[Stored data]
________________

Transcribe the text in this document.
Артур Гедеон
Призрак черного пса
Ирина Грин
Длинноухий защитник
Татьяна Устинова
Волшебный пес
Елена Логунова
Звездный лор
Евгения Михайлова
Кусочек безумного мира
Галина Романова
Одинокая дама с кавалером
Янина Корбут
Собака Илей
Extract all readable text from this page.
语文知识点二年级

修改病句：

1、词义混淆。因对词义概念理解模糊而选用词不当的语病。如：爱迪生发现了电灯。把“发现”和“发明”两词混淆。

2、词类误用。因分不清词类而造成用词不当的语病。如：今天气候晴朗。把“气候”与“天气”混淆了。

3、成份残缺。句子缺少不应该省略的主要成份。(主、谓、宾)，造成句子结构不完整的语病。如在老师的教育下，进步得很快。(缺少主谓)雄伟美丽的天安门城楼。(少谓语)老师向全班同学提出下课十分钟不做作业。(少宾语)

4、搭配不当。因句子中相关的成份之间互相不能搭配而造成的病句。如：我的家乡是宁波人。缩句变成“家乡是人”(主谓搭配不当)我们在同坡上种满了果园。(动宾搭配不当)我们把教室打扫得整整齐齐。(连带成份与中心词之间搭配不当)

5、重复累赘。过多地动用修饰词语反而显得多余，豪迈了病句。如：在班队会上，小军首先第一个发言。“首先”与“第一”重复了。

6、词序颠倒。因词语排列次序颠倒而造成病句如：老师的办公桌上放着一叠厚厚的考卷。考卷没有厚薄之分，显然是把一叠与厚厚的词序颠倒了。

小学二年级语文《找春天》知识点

________________

WHAT IS EXPECTED » Above are some records; extract every one of them exactly.

IN RESPONSE »
Transcribe the text in this document.
Артур Гедеон
Призрак черного пса
Ирина Грин
Длинноухий защитник
Татьяна Устинова
Волшебный пес
Елена Логунова
Звездный лор
Евгения Михайлова
Кусочек безумного мира
Галина Романова
Одинокая дама с кавалером
Янина Корбут
Собака Илей
Extract all readable text from this page.
语文知识点二年级

修改病句：

1、词义混淆。因对词义概念理解模糊而选用词不当的语病。如：爱迪生发现了电灯。把“发现”和“发明”两词混淆。

2、词类误用。因分不清词类而造成用词不当的语病。如：今天气候晴朗。把“气候”与“天气”混淆了。

3、成份残缺。句子缺少不应该省略的主要成份。(主、谓、宾)，造成句子结构不完整的语病。如在老师的教育下，进步得很快。(缺少主谓)雄伟美丽的天安门城楼。(少谓语)老师向全班同学提出下课十分钟不做作业。(少宾语)

4、搭配不当。因句子中相关的成份之间互相不能搭配而造成的病句。如：我的家乡是宁波人。缩句变成“家乡是人”(主谓搭配不当)我们在同坡上种满了果园。(动宾搭配不当)我们把教室打扫得整整齐齐。(连带成份与中心词之间搭配不当)

5、重复累赘。过多地动用修饰词语反而显得多余，豪迈了病句。如：在班队会上，小军首先第一个发言。“首先”与“第一”重复了。

6、词序颠倒。因词语排列次序颠倒而造成病句如：老师的办公桌上放着一叠厚厚的考卷。考卷没有厚薄之分，显然是把一叠与厚厚的词序颠倒了。

小学二年级语文《找春天》知识点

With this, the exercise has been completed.